- EXERCISE GOAL -
In the passage about Suleika Jaouad's Between Two Kingdoms, copy the wording from "Suleika’s In-Betweenness and" up to and including "Between Two Kingdoms.", substituting "performers" for "musicians".

- PASSAGE PROVIDED -
****
Suleika’s In-Betweenness and Passage to the Third Kingdom
I have spent over a decade studying musicians at the Mongolia-China border and have a keen interest in ethnic and cultural in-betweenness. With this scholarly orientation, I found myself immediately probing questions about the betweenness suggested by the title of Suleika Jaouad’s Between Two Kingdoms.
The meaning of book’s title materializes as we read about her rapid passage from wellness to illness and follow her harrowing battle with leukemia. After receiving her diagnosis, Suleika finds herself in a world beyond her Swiss and Tunisian heritage, a world that she is able to share with countless people across and outside the country — of different races, economic backgrounds, political orientations, and life circumstances – through her blog and later through her cross-country road-trip.
By Part Two of her book (starting page 199) Suleika offers a direct explanation of the kingdoms hinted by the book’s title. Citing Susan Sontag (Illness as Metaphor 1978), Suleika defines a dual citizenship that we all carry — citizenships in the kingdoms of the well and the sick. By the end of the book, however, Suleika discovers that those who travel to the kingdom of the sick often do not ultimately return to the kingdom of the well. Suleika discovers that one of the toughest parts of being a cancer survivor is, as Ned warned her in his letter, the process of re-entering the real world (page 139). Through the book, Suleika gradually comes to grips with the “imprints of illness” (page 212) that she will carry for the rest of her life, including changes to her very DNA and painful memories of all she has lost.
****
- DATA RECORDS -
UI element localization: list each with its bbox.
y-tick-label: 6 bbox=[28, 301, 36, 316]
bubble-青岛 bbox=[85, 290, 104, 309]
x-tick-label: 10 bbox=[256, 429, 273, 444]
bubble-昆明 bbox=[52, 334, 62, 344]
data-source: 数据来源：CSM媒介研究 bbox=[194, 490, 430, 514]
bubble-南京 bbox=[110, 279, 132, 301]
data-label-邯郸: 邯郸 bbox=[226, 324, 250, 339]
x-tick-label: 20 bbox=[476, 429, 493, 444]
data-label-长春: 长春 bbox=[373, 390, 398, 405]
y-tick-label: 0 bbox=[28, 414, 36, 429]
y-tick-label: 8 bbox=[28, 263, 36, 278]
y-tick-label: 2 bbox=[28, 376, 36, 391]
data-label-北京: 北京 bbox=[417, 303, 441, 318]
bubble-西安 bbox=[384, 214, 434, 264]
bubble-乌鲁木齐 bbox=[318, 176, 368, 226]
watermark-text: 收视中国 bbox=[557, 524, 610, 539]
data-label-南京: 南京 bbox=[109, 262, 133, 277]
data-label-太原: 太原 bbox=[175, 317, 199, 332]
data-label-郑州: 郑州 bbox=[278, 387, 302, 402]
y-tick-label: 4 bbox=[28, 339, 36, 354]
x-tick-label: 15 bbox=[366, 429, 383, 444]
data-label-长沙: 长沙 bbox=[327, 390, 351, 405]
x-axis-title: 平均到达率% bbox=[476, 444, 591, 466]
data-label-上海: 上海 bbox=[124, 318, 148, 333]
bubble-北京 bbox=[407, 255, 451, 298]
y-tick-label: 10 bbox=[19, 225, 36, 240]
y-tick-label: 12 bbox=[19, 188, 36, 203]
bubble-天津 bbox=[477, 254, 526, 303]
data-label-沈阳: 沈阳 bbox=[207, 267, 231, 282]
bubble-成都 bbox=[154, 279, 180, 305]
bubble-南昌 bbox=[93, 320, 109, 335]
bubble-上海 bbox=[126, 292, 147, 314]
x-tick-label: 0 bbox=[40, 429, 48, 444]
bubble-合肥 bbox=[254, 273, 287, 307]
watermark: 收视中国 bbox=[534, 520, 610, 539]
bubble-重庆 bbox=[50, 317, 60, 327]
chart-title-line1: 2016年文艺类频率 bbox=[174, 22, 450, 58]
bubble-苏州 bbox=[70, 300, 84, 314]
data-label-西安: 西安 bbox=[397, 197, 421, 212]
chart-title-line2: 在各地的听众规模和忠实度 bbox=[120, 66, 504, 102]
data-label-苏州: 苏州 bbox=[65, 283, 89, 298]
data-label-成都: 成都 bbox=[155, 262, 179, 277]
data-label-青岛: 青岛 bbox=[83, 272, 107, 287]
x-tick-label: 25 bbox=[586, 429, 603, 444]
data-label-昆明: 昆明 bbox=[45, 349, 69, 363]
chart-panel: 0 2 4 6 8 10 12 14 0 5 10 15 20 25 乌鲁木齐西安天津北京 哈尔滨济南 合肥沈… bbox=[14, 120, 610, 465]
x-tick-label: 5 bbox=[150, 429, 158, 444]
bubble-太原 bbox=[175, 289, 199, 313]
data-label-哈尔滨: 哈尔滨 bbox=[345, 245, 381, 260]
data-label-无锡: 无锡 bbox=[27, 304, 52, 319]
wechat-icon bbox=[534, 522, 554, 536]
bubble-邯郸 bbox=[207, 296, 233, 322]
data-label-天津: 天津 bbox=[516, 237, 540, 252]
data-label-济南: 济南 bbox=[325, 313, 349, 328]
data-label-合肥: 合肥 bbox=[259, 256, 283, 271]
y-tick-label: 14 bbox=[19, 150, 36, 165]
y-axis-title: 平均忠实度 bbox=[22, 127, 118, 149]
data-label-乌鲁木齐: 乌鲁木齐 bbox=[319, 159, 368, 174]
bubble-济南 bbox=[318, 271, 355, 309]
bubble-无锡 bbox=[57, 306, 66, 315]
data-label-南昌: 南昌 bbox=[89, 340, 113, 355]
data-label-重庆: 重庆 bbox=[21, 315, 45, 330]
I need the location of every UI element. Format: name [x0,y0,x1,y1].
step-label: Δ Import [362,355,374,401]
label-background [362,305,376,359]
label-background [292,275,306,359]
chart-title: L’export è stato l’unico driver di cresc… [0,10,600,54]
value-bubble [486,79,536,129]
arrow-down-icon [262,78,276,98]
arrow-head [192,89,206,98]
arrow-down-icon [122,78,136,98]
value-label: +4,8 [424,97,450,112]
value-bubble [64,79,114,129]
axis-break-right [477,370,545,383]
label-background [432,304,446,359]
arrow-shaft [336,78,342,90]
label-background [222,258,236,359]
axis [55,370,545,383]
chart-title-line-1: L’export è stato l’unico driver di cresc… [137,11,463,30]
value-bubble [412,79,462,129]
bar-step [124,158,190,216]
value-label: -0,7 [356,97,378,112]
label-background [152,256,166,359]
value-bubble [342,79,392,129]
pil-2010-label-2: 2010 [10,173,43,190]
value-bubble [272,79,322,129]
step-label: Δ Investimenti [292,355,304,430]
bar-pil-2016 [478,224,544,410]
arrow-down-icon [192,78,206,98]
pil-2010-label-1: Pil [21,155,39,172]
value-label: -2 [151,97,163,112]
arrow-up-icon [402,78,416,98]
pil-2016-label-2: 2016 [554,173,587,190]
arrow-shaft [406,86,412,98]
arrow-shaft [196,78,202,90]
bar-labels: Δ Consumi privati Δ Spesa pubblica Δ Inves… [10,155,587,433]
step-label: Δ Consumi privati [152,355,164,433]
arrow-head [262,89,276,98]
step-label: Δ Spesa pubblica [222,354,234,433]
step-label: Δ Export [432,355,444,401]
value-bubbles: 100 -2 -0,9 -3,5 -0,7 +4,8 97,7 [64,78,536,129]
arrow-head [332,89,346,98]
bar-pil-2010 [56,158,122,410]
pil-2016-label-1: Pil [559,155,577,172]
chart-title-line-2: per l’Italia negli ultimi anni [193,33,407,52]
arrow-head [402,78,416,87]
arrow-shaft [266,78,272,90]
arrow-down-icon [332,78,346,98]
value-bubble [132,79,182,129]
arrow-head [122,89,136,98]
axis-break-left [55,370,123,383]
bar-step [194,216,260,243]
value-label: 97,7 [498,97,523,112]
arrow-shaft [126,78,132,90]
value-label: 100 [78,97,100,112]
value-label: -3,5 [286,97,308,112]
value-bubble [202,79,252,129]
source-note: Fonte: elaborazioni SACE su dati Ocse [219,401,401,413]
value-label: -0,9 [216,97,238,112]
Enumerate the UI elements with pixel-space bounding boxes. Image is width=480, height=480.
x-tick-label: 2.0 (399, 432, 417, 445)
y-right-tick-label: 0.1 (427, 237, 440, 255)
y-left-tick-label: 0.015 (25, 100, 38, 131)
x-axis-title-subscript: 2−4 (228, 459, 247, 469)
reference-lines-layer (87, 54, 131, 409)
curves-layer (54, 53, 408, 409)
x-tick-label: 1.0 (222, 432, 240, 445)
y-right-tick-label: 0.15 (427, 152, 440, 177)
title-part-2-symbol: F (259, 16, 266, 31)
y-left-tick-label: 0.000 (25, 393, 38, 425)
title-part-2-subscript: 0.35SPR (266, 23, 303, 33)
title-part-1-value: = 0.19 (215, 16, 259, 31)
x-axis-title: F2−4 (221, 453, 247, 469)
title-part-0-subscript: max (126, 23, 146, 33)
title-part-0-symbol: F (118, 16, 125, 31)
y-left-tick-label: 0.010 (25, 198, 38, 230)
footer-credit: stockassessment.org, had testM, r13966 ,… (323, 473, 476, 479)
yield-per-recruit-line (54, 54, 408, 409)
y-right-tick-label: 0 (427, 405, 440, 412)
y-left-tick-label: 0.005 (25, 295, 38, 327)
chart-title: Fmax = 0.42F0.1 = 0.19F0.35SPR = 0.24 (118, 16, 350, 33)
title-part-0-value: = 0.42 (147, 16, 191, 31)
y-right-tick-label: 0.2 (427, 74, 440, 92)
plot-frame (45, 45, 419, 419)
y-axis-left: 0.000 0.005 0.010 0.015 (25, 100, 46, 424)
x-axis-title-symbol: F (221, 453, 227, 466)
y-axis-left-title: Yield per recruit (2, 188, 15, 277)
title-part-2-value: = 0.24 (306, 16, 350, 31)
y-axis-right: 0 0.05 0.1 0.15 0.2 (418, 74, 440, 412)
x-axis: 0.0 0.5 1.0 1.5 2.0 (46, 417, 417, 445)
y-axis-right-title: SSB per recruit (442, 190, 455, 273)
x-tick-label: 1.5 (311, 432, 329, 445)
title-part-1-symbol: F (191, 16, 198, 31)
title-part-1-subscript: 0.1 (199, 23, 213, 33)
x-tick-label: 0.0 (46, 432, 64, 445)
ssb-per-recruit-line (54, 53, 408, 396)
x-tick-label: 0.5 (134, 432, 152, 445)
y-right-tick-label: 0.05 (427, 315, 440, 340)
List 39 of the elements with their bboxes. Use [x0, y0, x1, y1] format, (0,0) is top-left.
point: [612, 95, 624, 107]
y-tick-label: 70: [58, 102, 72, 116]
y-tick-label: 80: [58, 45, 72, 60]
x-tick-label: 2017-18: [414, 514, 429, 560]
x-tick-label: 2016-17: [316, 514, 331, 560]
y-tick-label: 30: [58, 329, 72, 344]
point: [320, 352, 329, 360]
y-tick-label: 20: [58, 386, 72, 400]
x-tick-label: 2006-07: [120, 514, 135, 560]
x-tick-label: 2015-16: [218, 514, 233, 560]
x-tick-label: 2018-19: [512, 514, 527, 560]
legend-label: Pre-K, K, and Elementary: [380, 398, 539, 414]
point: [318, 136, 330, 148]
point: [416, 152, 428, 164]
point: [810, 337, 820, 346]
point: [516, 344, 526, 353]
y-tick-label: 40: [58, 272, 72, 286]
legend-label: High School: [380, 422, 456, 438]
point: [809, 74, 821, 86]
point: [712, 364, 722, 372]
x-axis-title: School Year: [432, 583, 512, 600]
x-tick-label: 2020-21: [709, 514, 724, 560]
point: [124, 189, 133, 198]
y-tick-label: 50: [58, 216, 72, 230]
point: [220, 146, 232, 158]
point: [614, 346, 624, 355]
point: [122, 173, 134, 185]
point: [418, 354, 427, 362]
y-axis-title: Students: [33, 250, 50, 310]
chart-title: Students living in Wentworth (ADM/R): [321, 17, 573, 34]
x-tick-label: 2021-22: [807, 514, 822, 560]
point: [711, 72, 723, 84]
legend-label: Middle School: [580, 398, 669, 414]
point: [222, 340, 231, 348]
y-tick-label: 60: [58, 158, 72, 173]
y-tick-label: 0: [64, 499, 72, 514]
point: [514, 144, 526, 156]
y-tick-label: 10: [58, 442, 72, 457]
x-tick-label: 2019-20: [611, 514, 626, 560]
****
- EXPECTED ANSWER -
Suleika’s In-Betweenness and Passage to the Third Kingdom
I have spent over a decade studying performers at the Mongolia-China border and have a keen interest in ethnic and cultural in-betweenness. With this scholarly orientation, I found myself immediately probing questions about the betweenness suggested by the title of Suleika Jaouad’s Between Two Kingdoms.